## begin Exercise data

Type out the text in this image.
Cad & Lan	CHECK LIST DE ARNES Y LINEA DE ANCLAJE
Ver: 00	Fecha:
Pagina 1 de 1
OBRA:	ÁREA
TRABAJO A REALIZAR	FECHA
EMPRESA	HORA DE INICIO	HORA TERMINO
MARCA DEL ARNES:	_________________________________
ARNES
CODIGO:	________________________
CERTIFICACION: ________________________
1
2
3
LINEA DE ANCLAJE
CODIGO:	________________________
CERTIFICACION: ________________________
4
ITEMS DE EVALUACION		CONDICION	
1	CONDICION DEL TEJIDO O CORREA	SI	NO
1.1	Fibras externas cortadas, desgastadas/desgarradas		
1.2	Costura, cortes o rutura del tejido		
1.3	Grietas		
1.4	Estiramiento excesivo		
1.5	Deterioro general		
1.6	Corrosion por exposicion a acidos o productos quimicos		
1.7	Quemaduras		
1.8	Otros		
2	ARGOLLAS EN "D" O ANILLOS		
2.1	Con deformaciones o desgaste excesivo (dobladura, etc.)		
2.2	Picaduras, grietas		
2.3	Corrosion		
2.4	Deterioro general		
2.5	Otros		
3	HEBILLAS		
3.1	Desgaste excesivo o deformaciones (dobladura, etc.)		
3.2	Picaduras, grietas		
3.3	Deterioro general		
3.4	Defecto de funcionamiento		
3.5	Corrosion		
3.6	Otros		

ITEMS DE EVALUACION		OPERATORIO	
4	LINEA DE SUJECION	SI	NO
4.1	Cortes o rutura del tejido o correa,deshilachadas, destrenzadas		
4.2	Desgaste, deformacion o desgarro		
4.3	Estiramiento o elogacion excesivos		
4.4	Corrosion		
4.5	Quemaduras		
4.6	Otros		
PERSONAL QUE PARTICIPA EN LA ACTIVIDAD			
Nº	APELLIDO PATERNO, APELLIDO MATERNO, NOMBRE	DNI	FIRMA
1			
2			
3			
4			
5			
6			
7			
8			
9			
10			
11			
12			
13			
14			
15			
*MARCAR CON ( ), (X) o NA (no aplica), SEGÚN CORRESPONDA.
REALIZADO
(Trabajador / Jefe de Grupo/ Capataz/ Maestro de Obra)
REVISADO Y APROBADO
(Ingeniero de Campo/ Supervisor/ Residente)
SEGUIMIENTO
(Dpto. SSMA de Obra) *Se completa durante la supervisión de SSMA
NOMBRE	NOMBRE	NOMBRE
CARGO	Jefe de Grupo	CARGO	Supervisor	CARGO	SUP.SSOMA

## end Exercise data

**Direction:**
Word for word, write out the data.

**Answer to this exercise:**
Type out the text in this image.
Cad & Lan	CHECK LIST DE ARNES Y LINEA DE ANCLAJE
Ver: 00	Fecha:
Pagina 1 de 1
OBRA:	ÁREA
TRABAJO A REALIZAR	FECHA
EMPRESA	HORA DE INICIO	HORA TERMINO
MARCA DEL ARNES:	_________________________________
ARNES
CODIGO:	________________________
CERTIFICACION: ________________________
1
2
3
LINEA DE ANCLAJE
CODIGO:	________________________
CERTIFICACION: ________________________
4
ITEMS DE EVALUACION		CONDICION	
1	CONDICION DEL TEJIDO O CORREA	SI	NO
1.1	Fibras externas cortadas, desgastadas/desgarradas		
1.2	Costura, cortes o rutura del tejido		
1.3	Grietas		
1.4	Estiramiento excesivo		
1.5	Deterioro general		
1.6	Corrosion por exposicion a acidos o productos quimicos		
1.7	Quemaduras		
1.8	Otros		
2	ARGOLLAS EN "D" O ANILLOS		
2.1	Con deformaciones o desgaste excesivo (dobladura, etc.)		
2.2	Picaduras, grietas		
2.3	Corrosion		
2.4	Deterioro general		
2.5	Otros		
3	HEBILLAS		
3.1	Desgaste excesivo o deformaciones (dobladura, etc.)		
3.2	Picaduras, grietas		
3.3	Deterioro general		
3.4	Defecto de funcionamiento		
3.5	Corrosion		
3.6	Otros		

ITEMS DE EVALUACION		OPERATORIO	
4	LINEA DE SUJECION	SI	NO
4.1	Cortes o rutura del tejido o correa,deshilachadas, destrenzadas		
4.2	Desgaste, deformacion o desgarro		
4.3	Estiramiento o elogacion excesivos		
4.4	Corrosion		
4.5	Quemaduras		
4.6	Otros		
PERSONAL QUE PARTICIPA EN LA ACTIVIDAD			
Nº	APELLIDO PATERNO, APELLIDO MATERNO, NOMBRE	DNI	FIRMA
1			
2			
3			
4			
5			
6			
7			
8			
9			
10			
11			
12			
13			
14			
15			
*MARCAR CON ( ), (X) o NA (no aplica), SEGÚN CORRESPONDA.
REALIZADO
(Trabajador / Jefe de Grupo/ Capataz/ Maestro de Obra)
REVISADO Y APROBADO
(Ingeniero de Campo/ Supervisor/ Residente)
SEGUIMIENTO
(Dpto. SSMA de Obra) *Se completa durante la supervisión de SSMA
NOMBRE	NOMBRE	NOMBRE
CARGO	Jefe de Grupo	CARGO	Supervisor	CARGO	SUP.SSOMA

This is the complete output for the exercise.